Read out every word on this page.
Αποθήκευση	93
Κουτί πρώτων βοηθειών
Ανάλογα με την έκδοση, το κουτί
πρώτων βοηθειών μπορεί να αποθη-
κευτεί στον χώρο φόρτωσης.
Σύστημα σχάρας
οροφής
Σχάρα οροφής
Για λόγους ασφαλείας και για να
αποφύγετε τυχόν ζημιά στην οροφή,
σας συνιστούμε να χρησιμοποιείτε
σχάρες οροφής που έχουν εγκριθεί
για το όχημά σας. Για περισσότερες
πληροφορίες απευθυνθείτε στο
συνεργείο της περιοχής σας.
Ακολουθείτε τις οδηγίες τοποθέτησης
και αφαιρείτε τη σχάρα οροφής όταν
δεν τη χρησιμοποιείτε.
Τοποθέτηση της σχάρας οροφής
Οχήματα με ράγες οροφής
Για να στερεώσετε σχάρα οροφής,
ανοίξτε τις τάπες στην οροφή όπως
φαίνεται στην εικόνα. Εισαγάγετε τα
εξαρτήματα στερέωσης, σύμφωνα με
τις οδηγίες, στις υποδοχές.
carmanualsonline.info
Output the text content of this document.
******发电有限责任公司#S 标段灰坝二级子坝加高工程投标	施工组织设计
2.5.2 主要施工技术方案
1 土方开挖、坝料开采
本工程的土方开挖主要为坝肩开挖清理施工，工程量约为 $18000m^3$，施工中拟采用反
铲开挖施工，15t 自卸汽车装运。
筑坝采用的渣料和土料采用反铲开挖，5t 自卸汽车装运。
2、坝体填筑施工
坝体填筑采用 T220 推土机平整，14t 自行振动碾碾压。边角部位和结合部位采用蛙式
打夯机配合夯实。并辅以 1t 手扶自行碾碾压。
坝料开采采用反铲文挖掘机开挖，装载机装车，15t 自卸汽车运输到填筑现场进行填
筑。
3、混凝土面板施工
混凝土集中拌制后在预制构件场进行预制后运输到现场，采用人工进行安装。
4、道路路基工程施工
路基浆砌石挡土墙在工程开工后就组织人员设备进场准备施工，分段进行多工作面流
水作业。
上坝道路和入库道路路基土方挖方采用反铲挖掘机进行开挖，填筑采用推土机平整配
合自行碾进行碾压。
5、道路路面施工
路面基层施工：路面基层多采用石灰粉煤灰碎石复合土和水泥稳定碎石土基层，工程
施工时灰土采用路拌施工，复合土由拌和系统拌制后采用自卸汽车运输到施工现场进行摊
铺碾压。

=======

### What is required
Check each line of the data above for the word "this" and say how many lines have it. Give the number alone.

### Final result
2